§ **Aim of the task**
Which lines have the string "MARRIAGE"? Copy all of them from the entries below.

§ **Provided information**
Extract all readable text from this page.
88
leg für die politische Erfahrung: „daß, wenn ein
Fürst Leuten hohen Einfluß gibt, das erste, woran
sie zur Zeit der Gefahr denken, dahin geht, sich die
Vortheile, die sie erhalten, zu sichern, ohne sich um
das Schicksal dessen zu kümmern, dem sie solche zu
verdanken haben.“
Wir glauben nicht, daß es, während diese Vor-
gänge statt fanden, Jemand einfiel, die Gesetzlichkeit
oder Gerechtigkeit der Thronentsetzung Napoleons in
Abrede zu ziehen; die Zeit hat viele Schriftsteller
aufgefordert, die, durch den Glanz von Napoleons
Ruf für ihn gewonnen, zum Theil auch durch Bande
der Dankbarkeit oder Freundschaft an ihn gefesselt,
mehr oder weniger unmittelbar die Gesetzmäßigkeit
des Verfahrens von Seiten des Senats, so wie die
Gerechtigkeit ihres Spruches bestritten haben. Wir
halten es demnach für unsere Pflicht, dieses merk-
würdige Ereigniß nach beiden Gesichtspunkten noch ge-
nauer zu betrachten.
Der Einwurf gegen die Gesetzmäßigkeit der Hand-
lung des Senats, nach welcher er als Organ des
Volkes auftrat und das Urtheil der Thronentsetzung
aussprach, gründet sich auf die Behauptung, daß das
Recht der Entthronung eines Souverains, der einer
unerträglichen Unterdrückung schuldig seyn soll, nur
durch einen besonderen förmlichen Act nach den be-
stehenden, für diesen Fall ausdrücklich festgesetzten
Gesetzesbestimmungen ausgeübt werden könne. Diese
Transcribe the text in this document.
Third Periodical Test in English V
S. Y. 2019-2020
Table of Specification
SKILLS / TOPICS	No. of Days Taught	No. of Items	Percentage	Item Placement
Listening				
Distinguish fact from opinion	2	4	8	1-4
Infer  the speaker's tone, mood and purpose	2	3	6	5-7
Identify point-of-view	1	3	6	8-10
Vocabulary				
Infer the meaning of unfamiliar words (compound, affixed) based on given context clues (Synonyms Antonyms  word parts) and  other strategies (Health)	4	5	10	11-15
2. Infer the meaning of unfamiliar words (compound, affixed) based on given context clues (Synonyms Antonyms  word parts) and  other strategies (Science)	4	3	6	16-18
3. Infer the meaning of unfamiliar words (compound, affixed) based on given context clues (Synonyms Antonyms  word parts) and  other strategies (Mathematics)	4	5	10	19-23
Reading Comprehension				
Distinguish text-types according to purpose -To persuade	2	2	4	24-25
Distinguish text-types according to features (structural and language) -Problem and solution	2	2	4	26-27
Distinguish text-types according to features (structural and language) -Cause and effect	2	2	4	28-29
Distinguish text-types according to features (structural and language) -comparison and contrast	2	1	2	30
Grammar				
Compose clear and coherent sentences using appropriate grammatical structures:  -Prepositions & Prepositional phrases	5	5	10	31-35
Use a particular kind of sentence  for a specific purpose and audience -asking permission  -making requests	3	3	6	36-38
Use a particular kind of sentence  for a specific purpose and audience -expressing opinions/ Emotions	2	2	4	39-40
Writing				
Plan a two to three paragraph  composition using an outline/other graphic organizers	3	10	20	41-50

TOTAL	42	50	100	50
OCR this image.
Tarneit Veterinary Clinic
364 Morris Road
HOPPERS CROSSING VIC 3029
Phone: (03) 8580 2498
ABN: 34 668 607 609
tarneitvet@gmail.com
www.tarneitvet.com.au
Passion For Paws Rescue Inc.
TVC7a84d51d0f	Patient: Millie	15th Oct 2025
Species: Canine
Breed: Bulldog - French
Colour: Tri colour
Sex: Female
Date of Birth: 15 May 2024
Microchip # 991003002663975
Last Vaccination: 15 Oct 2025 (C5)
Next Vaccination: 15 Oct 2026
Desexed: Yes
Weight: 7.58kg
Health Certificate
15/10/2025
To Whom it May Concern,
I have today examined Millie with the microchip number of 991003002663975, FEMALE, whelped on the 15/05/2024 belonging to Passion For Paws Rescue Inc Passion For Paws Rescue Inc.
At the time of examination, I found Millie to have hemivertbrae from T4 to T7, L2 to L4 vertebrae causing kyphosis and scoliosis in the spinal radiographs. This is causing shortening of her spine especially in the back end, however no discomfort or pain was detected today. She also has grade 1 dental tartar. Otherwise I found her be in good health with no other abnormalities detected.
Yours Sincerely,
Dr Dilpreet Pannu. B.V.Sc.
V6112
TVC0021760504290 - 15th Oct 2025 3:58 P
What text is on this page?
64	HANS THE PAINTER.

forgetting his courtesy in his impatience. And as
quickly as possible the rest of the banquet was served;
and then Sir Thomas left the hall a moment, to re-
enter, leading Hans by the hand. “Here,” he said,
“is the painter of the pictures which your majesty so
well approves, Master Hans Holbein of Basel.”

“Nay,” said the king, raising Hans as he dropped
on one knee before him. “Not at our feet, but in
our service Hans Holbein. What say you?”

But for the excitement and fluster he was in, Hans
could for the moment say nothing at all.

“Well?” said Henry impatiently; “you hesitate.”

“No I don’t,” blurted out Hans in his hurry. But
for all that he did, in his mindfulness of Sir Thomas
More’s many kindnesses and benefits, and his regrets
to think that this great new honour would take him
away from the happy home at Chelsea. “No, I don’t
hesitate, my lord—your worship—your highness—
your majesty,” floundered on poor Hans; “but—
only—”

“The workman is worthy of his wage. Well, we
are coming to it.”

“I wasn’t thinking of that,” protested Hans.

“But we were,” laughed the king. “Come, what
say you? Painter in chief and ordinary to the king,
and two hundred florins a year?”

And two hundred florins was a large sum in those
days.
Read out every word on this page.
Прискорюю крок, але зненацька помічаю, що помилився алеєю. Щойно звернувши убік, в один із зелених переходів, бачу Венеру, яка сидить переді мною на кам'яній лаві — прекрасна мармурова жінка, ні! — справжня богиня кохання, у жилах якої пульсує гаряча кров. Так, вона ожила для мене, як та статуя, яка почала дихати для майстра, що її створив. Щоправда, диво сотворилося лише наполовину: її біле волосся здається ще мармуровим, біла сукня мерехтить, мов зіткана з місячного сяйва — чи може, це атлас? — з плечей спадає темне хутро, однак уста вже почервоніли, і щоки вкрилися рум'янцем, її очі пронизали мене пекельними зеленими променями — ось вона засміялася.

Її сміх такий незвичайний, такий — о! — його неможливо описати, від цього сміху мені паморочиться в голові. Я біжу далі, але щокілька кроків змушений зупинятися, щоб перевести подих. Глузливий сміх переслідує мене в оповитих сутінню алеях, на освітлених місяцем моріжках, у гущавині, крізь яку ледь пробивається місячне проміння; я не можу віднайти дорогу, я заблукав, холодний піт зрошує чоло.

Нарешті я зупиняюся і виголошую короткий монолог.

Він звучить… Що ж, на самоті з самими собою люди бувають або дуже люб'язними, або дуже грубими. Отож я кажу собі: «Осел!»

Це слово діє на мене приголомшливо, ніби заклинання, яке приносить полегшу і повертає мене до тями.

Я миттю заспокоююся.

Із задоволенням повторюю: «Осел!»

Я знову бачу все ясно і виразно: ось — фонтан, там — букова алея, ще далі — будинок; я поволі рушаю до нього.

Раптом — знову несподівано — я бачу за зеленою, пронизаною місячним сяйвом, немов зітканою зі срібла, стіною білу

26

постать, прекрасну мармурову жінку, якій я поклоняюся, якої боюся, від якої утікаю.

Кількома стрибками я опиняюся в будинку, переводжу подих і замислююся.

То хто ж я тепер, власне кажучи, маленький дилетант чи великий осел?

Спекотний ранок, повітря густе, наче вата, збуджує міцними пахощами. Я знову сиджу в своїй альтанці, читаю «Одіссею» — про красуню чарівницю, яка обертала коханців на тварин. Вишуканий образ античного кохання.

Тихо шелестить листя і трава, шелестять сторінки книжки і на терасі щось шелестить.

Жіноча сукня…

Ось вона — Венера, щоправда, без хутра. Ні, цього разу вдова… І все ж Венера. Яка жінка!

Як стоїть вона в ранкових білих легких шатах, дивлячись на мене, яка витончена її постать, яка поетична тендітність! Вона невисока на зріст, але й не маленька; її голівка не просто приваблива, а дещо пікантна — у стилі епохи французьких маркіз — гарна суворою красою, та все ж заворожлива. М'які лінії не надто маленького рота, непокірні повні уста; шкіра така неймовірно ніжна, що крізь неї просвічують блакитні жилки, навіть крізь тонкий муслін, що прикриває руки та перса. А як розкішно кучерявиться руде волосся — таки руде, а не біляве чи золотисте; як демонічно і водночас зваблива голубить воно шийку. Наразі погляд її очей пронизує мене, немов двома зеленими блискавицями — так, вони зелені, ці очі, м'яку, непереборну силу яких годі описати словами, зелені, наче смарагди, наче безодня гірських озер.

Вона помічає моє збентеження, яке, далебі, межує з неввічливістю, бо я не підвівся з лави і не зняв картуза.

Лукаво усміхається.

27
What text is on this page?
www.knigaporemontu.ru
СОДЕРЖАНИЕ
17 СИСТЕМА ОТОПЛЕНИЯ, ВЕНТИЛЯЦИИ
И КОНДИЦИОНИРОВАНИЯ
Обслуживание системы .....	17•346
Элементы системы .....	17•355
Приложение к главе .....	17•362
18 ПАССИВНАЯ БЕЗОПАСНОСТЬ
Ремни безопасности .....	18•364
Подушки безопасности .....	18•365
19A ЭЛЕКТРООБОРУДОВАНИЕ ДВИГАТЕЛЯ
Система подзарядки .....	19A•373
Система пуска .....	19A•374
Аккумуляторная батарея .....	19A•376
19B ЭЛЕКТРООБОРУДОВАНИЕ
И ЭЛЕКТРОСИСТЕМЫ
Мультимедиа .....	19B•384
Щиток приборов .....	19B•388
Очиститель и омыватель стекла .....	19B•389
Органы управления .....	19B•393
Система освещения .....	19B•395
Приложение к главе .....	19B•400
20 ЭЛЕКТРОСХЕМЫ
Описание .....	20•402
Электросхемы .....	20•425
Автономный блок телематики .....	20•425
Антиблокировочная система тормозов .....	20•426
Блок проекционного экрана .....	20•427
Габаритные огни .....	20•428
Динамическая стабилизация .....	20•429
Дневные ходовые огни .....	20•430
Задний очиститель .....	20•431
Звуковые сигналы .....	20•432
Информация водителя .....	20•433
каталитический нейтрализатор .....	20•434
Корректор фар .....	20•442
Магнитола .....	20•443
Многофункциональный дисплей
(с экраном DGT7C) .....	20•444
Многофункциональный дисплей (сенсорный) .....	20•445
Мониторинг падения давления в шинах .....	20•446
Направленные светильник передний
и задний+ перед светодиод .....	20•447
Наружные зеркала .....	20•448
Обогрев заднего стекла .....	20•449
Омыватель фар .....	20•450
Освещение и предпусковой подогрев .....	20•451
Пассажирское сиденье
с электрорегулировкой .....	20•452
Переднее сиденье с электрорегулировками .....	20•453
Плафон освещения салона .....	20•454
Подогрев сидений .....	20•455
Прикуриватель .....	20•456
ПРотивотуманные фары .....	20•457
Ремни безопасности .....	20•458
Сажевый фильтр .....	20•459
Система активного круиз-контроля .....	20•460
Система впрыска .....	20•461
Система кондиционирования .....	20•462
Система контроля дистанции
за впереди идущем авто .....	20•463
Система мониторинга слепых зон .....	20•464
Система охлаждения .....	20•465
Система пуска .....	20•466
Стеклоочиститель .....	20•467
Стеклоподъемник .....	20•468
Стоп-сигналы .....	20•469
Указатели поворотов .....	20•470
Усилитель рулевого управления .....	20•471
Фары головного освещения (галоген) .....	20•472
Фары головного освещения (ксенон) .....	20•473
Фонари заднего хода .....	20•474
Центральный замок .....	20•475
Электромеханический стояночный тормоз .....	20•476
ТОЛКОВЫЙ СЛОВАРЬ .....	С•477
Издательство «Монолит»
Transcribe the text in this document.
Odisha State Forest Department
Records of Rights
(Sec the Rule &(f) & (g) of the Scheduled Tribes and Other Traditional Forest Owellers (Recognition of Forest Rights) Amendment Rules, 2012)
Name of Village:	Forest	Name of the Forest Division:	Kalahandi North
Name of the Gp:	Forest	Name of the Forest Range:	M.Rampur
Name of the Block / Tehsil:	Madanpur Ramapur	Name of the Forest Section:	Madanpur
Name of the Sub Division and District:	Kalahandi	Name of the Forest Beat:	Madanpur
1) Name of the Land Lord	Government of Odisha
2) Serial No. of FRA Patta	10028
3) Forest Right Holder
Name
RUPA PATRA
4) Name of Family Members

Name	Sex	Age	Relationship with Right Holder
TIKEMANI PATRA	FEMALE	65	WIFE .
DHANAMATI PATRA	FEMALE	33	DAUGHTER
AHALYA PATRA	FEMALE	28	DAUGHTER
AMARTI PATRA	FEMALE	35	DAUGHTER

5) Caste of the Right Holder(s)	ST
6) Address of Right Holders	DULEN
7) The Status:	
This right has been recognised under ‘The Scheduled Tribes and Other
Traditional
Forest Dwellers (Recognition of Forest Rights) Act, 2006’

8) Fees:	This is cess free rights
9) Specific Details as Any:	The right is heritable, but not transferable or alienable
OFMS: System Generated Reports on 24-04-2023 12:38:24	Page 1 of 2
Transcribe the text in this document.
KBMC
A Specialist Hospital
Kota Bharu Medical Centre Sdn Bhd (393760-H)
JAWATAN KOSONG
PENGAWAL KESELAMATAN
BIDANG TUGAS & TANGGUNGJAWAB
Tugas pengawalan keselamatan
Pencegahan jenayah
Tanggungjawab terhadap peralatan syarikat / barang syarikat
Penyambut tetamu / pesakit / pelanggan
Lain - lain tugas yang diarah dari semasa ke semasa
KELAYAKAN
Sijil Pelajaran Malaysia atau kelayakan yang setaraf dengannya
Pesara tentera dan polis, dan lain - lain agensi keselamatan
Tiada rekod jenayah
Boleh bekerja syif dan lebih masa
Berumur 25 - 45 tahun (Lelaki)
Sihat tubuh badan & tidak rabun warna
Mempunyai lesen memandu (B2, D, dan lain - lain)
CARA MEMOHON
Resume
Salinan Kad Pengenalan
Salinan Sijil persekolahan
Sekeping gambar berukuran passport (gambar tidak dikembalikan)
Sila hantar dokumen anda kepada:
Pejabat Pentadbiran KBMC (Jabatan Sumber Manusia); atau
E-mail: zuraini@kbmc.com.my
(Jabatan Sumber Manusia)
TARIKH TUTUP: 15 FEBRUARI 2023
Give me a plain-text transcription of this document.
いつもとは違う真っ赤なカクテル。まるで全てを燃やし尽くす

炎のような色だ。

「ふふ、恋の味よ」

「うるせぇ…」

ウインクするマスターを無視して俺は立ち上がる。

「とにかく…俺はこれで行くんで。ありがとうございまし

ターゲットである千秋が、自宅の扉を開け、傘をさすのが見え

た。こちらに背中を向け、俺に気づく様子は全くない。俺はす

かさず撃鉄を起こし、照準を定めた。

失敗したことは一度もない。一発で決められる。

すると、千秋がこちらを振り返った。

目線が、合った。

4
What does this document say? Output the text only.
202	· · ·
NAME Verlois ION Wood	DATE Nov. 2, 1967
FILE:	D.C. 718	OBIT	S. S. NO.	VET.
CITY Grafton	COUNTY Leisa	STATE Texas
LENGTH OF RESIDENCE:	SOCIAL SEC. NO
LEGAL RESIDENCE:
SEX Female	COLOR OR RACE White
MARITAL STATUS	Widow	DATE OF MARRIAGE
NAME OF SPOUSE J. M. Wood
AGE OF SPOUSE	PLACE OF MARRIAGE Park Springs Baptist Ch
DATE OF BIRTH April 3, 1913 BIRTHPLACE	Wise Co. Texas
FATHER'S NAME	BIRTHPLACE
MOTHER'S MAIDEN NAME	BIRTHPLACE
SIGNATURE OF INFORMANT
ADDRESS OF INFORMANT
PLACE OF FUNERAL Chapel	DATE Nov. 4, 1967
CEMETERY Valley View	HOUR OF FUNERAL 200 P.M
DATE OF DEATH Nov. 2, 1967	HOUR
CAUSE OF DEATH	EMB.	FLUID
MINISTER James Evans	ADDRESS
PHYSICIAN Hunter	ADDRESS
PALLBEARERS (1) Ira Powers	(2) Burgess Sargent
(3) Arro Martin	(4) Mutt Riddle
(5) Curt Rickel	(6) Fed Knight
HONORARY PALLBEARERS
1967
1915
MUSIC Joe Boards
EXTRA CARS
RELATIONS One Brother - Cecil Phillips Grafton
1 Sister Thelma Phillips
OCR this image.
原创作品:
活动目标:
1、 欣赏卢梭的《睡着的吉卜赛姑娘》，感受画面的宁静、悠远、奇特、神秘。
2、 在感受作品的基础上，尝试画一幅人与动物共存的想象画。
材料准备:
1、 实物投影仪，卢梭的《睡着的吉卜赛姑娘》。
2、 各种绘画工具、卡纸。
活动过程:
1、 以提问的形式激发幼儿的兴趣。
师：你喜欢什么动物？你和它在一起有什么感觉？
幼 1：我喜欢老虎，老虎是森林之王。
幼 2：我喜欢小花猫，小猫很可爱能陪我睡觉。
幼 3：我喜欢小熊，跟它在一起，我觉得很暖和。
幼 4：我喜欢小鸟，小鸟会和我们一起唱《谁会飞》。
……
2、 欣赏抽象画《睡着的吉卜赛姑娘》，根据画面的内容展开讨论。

§ **Correct result**
MARITAL STATUS	Widow	DATE OF MARRIAGE
AGE OF SPOUSE	PLACE OF MARRIAGE Park Springs Baptist Ch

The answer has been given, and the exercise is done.